Dataset rows
--- start ---

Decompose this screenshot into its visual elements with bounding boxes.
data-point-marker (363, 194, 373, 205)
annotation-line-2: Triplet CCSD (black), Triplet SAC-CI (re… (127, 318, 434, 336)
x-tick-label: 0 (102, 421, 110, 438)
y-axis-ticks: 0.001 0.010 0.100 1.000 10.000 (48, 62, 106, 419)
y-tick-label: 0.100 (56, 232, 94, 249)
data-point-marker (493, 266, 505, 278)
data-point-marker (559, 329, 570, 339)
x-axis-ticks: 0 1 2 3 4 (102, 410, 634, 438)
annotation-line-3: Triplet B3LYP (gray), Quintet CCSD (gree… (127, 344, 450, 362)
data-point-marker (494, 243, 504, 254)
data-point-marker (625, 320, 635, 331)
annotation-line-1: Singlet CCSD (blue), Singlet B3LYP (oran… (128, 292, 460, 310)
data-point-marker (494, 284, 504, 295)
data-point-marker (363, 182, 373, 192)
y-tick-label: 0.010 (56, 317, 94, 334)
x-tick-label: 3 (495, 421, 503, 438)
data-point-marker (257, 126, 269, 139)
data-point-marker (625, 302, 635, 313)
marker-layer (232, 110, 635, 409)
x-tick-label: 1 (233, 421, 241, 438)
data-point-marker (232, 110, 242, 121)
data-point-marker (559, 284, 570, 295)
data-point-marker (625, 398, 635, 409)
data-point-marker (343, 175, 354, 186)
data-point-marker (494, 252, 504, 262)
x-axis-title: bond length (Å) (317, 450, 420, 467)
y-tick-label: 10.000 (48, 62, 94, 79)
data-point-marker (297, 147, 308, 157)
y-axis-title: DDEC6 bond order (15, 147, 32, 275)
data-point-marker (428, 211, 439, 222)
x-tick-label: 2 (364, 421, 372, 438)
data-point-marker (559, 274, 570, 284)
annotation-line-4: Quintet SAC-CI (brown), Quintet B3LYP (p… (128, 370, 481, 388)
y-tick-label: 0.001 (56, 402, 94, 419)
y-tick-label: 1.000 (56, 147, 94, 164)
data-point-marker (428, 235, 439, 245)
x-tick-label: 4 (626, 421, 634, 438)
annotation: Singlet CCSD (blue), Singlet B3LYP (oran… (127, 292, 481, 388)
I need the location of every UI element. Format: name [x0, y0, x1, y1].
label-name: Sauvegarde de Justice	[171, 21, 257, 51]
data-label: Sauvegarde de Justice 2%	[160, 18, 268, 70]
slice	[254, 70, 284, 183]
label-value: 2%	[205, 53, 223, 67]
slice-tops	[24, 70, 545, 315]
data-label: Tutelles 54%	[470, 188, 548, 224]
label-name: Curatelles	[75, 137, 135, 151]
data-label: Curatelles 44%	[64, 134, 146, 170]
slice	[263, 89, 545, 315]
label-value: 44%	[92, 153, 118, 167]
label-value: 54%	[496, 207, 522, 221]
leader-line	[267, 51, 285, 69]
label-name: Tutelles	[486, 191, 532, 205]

--- end ---

__What you have to do__.
Copy every line above word for word, without changing anything.

__Final answer__.
Decompose this screenshot into its visual elements with bounding boxes.
data-point-marker (363, 194, 373, 205)
annotation-line-2: Triplet CCSD (black), Triplet SAC-CI (re… (127, 318, 434, 336)
x-tick-label: 0 (102, 421, 110, 438)
y-axis-ticks: 0.001 0.010 0.100 1.000 10.000 (48, 62, 106, 419)
y-tick-label: 0.100 (56, 232, 94, 249)
data-point-marker (493, 266, 505, 278)
data-point-marker (559, 329, 570, 339)
x-axis-ticks: 0 1 2 3 4 (102, 410, 634, 438)
annotation-line-3: Triplet B3LYP (gray), Quintet CCSD (gree… (127, 344, 450, 362)
data-point-marker (494, 243, 504, 254)
data-point-marker (625, 320, 635, 331)
annotation-line-1: Singlet CCSD (blue), Singlet B3LYP (oran… (128, 292, 460, 310)
data-point-marker (494, 284, 504, 295)
data-point-marker (363, 182, 373, 192)
y-tick-label: 0.010 (56, 317, 94, 334)
x-tick-label: 3 (495, 421, 503, 438)
data-point-marker (257, 126, 269, 139)
data-point-marker (625, 302, 635, 313)
marker-layer (232, 110, 635, 409)
x-tick-label: 1 (233, 421, 241, 438)
data-point-marker (232, 110, 242, 121)
data-point-marker (559, 284, 570, 295)
data-point-marker (625, 398, 635, 409)
data-point-marker (343, 175, 354, 186)
data-point-marker (494, 252, 504, 262)
x-axis-title: bond length (Å) (317, 450, 420, 467)
y-tick-label: 10.000 (48, 62, 94, 79)
data-point-marker (297, 147, 308, 157)
y-axis-title: DDEC6 bond order (15, 147, 32, 275)
data-point-marker (428, 211, 439, 222)
x-tick-label: 2 (364, 421, 372, 438)
data-point-marker (559, 274, 570, 284)
annotation-line-4: Quintet SAC-CI (brown), Quintet B3LYP (p… (128, 370, 481, 388)
y-tick-label: 0.001 (56, 402, 94, 419)
y-tick-label: 1.000 (56, 147, 94, 164)
data-point-marker (428, 235, 439, 245)
x-tick-label: 4 (626, 421, 634, 438)
annotation: Singlet CCSD (blue), Singlet B3LYP (oran… (127, 292, 481, 388)
I need the location of every UI element. Format: name [x0, y0, x1, y1].
label-name: Sauvegarde de Justice	[171, 21, 257, 51]
data-label: Sauvegarde de Justice 2%	[160, 18, 268, 70]
slice	[254, 70, 284, 183]
label-value: 2%	[205, 53, 223, 67]
slice-tops	[24, 70, 545, 315]
data-label: Tutelles 54%	[470, 188, 548, 224]
label-name: Curatelles	[75, 137, 135, 151]
data-label: Curatelles 44%	[64, 134, 146, 170]
slice	[263, 89, 545, 315]
label-value: 44%	[92, 153, 118, 167]
label-value: 54%	[496, 207, 522, 221]
leader-line	[267, 51, 285, 69]
label-name: Tutelles	[486, 191, 532, 205]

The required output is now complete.